### TAREAS Y EJERCICIOS
**a.** En el texto sobre la formación, ¿en qué lugares se menciona que la oferta de plazas es especialmente escasa?
**b.** ¿Coinciden con el texto sobre la formación estas afirmaciones? Responde sí o no a cada una y cita las palabras del texto que lo deciden. (i) La educación debería consistir en formarnos para atender la demanda de las empresas. (ii) En las familias y en las calles también se aprende. (iii) La demanda de formación profesional ha disminuido en los últimos años.
**c.** Reescribe el fragmento del texto sobre la formación que empieza en «La educación no» y termina en «mejorar nuestro mundo.», cambiando «valores» por «ideales».

### TEXTO DEL EJERCICIO
————

La formación es el proceso de aprendizaje que nos conduce desde la dependencia absoluta en la que nacemos hasta la autonomía personal para gestionar nuestros propios asuntos y nuestra propias vidas, la adecuada administración de nuestros recursos.
La educación no debería consistir en formarnos para atender mejor a la demanda de las empresas y sus necesidades de convertirnos en grandes consumidores. La formación debería consistir en adquirir capacidades y habilidades laborales y sociales. Pero también y sobre todo, en dotarse de valores y principios que nos ayuden a vivir. Formarse es adquirir compromisos que nos permitan mejorar nuestro mundo.
Así vista, la formación no parece sólo cosa de colegios, institutos, universidades. O por lo menos no sólo de los centros educativos. En las familias, en las calles, en los grupos sociales de los que formamos parte, también se aprende, también nosotros formamos a las personas que nos rodean.
La formación inicial, con la que nos arreglábamos a lo largo de toda la vida no hace mucho tiempo, se ha convertido en un proceso permanente y a lo largo de toda la vida. La formación profesional ha disparado su demanda a lo largo de los últimos años. Abundan los cursos, grados medios, o superiores, los certificados. Sin embargo, son muchas las plazas demandadas y muy escasa la oferta, especialmente en lugares como Madrid, o Cataluña.
La Formación Profesional exige más atención de la política y del mundo del trabajo. De los empresarios y de los sindicatos. Hace tiempo que la Formación Profesional debería haber dejado de ser la opción de quienes lo han pasado peor en las enseñanzas obligatorias. No es un intento nuevo, pero nunca ha terminado de cuajar.

————

### LISTADO DE DATOS

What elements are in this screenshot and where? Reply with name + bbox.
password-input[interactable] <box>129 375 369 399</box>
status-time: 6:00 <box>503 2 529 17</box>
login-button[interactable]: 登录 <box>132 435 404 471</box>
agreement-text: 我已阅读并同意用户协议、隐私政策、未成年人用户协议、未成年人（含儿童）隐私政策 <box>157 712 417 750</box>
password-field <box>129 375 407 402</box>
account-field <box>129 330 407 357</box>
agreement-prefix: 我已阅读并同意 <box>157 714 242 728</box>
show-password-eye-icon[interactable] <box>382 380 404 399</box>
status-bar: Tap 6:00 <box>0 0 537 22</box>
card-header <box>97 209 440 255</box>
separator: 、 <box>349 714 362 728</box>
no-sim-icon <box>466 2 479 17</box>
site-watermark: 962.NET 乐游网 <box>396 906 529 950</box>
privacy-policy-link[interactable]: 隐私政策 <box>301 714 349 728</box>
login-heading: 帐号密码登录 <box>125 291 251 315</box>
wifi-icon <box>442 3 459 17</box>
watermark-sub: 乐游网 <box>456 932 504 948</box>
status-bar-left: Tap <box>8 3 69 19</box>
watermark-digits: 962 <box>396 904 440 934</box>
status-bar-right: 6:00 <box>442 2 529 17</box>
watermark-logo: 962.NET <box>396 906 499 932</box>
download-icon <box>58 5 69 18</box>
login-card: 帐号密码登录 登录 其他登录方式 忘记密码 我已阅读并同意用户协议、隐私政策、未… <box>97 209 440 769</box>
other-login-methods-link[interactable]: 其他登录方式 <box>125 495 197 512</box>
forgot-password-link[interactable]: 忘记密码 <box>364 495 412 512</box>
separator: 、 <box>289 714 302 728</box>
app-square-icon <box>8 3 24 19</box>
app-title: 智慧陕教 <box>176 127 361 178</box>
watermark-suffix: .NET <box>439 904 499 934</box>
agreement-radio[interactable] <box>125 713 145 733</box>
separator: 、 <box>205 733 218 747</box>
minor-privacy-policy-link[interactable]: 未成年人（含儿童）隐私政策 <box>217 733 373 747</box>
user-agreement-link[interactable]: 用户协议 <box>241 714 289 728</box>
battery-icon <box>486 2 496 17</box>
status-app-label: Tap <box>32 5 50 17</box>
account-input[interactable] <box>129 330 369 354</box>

————

### RESPUESTAS
**a.** En lugares como Madrid o Cataluña.

**b.**
(i) No: «La educación no debería consistir en formarnos para atender mejor a la demanda de las empresas»
(ii) Sí: «En las familias, en las calles, en los grupos sociales de los que formamos parte, también se aprende»
(iii) No: «La formación profesional ha disparado su demanda a lo largo de los últimos años.»

**c.**
La educación no debería consistir en formarnos para atender mejor a la demanda de las empresas y sus necesidades de convertirnos en grandes consumidores. La formación debería consistir en adquirir capacidades y habilidades laborales y sociales. Pero también y sobre todo, en dotarse de ideales y principios que nos ayuden a vivir. Formarse es adquirir compromisos que nos permitan mejorar nuestro mundo.